The problem
Write out each line in which the string "JSON" is present.

Records supplied
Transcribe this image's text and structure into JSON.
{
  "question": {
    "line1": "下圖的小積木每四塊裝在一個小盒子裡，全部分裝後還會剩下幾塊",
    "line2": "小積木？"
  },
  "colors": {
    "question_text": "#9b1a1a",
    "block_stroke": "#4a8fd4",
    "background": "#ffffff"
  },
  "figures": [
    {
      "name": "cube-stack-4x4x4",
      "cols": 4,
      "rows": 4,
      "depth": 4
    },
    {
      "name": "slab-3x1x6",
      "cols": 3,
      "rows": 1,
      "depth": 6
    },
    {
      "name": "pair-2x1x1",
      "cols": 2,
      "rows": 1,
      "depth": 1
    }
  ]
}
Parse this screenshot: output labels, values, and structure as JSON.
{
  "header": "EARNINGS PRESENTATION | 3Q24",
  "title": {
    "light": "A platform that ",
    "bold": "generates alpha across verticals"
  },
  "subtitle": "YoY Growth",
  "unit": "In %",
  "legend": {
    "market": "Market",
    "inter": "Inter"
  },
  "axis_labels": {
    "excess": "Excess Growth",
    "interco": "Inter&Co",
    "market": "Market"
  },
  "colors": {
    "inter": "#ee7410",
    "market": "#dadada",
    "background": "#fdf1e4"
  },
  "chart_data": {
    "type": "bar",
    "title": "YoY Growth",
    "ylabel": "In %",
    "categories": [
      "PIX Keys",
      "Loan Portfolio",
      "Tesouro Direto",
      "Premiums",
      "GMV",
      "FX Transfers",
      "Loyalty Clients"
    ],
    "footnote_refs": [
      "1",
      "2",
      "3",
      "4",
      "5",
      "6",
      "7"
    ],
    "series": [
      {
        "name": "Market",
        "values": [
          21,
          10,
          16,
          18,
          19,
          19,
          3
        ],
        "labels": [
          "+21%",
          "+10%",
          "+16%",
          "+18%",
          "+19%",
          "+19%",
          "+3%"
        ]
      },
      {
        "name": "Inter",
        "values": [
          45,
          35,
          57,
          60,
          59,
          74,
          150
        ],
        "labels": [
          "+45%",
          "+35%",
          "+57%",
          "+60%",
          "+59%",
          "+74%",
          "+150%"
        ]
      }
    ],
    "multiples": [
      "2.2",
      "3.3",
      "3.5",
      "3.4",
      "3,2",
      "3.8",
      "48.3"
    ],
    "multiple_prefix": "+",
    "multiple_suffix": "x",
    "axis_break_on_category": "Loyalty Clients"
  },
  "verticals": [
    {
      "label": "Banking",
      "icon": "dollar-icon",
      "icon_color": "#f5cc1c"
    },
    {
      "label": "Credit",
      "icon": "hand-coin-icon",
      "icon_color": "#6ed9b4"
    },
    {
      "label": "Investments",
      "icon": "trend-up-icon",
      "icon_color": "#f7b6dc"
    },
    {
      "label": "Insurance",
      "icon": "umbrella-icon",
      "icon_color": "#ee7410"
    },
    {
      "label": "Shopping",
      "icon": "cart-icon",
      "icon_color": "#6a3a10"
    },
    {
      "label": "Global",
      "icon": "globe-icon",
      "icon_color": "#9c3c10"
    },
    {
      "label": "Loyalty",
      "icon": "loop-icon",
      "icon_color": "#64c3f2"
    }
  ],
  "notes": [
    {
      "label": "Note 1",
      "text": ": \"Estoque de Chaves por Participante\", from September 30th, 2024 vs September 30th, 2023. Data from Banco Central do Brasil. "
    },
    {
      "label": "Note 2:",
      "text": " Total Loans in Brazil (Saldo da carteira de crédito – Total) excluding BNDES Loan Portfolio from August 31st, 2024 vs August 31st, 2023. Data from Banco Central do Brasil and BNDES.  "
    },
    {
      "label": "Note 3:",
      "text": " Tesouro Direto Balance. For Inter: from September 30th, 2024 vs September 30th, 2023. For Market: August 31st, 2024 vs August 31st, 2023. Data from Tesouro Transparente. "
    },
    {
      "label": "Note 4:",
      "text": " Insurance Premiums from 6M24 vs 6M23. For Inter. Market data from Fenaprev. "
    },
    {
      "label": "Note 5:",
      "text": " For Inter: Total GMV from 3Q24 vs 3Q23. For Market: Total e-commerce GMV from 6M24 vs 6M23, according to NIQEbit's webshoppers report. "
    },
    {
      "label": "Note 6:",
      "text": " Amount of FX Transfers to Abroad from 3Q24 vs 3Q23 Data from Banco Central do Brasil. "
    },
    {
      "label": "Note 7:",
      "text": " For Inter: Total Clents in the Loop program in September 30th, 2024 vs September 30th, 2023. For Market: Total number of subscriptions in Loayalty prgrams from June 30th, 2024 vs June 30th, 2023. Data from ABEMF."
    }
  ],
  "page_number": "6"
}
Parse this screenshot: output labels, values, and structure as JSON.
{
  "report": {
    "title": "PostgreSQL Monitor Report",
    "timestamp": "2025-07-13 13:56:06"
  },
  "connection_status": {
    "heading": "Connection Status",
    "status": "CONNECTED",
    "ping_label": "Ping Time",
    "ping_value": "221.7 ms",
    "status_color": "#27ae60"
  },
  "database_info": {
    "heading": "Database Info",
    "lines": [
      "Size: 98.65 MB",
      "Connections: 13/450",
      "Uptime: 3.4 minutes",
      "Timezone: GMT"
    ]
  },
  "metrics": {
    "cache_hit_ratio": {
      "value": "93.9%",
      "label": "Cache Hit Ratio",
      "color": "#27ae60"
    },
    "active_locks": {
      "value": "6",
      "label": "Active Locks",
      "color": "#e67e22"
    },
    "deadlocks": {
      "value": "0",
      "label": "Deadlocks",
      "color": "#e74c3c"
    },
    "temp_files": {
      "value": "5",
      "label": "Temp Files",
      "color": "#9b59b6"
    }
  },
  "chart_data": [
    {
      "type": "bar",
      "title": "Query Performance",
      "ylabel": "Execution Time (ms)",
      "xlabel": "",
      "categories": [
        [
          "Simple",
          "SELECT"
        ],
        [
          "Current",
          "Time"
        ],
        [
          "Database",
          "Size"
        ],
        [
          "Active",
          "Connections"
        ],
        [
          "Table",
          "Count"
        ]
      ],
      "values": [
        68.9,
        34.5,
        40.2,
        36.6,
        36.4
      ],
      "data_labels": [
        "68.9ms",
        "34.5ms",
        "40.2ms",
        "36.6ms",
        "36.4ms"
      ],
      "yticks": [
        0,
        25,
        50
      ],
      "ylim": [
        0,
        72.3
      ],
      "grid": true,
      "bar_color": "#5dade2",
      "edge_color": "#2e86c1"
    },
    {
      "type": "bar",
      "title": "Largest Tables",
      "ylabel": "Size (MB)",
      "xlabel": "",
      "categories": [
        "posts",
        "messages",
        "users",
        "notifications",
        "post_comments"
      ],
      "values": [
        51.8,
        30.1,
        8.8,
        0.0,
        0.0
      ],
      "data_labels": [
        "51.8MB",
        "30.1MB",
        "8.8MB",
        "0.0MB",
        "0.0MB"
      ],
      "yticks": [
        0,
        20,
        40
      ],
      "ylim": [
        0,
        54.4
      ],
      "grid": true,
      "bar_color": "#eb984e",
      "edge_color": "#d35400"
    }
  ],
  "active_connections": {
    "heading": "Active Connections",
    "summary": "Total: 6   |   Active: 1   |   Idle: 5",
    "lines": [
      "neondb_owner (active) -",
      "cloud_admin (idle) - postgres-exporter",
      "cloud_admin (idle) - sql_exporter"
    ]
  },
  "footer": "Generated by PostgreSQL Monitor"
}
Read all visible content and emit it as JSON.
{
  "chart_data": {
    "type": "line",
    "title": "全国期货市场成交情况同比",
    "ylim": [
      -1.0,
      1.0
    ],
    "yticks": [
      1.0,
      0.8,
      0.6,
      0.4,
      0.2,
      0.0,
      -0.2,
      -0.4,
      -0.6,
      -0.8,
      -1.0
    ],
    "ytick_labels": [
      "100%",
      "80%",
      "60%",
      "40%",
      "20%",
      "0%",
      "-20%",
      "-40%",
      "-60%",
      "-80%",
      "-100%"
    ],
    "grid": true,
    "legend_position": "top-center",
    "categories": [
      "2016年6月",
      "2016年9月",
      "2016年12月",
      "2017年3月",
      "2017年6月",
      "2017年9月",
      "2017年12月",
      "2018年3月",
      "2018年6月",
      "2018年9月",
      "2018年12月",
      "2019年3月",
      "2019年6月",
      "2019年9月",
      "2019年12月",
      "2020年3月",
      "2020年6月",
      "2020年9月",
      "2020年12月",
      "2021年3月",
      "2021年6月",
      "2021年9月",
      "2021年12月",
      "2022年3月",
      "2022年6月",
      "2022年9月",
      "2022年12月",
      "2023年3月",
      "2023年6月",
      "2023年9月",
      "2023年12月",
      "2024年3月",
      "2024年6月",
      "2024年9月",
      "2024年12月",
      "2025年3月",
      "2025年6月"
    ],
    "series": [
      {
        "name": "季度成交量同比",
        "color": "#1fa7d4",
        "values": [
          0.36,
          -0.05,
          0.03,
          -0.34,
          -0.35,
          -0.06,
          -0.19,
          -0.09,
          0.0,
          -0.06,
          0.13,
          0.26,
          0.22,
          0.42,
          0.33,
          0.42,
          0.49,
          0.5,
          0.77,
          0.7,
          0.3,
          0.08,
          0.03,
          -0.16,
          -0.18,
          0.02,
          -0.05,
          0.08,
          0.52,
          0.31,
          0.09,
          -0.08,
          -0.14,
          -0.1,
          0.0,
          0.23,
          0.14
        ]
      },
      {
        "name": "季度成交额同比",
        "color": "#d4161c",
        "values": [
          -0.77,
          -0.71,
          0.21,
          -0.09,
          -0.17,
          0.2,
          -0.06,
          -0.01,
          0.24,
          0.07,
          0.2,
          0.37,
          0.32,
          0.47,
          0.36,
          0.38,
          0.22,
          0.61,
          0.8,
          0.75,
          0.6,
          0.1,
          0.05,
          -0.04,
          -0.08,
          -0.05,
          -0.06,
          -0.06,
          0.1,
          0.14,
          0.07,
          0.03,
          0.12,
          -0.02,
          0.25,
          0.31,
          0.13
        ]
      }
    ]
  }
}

Solution to the problem
Transcribe this image's text and structure into JSON.
Parse this screenshot: output labels, values, and structure as JSON.
Parse this screenshot: output labels, values, and structure as JSON.
Read all visible content and emit it as JSON.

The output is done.